## Stated goal A
Write out the part of the review of The Antenna between "Writer and Director: Orçun" and "ways of killing.", inclusive.
## Stated goal B
Pick up the review of The Antenna after its final sentence and write what comes next.

## Text segment
######

Writer and Director: Orçun Behram

Reviewer: Richard Maguire

Part political allegory, but more turgid horror, The Antenna feels very dated. This film from Turkey takes itself far too seriously and its comparisons of the workings of a totalitarian state to some mysterious and deadly black goo are overlaboured.

This sticky tar comes out of the satellite dishes that the government has ordered be fixed atop of every block of flats. Now the state can more easily disseminate information and instructions to the people. Like propaganda, the goo is soon trickling down living room walls and gushing out of taps, conjuring up new ways of killing.

Mehmet is the janitor of a scruffy tower block and the film begins with him meeting the workman who will install the block’s satellite dish. Watching from his hut, Mehmet sees the workman fall from the roof to his death, although it is not clear whether the workman slips accidentally, or whether, as he knows the havoc the dishes will bring, he commits suicide.

######

## Data segment
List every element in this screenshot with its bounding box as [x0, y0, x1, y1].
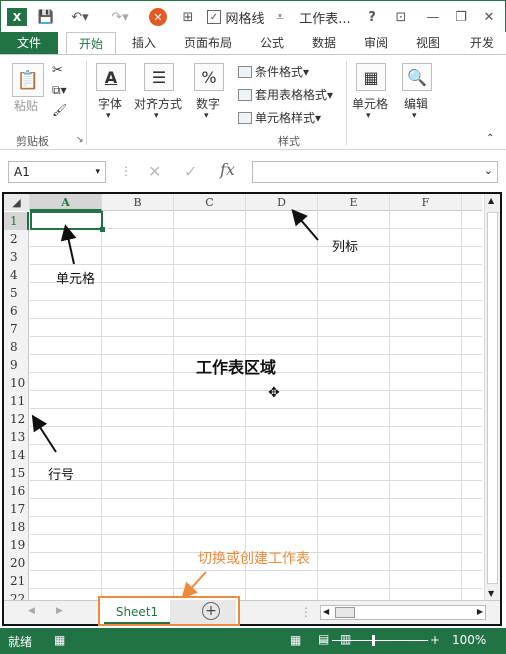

######

## Written answer A
Writer and Director: Orçun Behram

Reviewer: Richard Maguire

Part political allegory, but more turgid horror, The Antenna feels very dated. This film from Turkey takes itself far too seriously and its comparisons of the workings of a totalitarian state to some mysterious and deadly black goo are overlaboured.

This sticky tar comes out of the satellite dishes that the government has ordered be fixed atop of every block of flats. Now the state can more easily disseminate information and instructions to the people. Like propaganda, the goo is soon trickling down living room walls and gushing out of taps, conjuring up new ways of killing.

## Written answer B
The first hour of this horror is slow as we glimpse the lives of some of the hi-rise’s inhabitants. One man, who has lost his job, is emasculated by his son asking why his father is at home in the mornings. Another resident, Yasemin, plans her escape from her domineering father and her arranged marriage while downstairs a woman sticks needles of Botox in her face to obtain eternal youth. It’s clear from the onset that some of these characters will come to sticky ends.

There are no real jumps in this horror – your popcorn will be safe – and instead the tension is created by Can Dimirci’s never ending musical crescendos that do little but make the viewer hyper-aware of them. This music seems the kind used in video games such as Resident Evil, a comparison also to be had when Mehmet walks down endless corridor or when Yasemin runs down dark stairwells.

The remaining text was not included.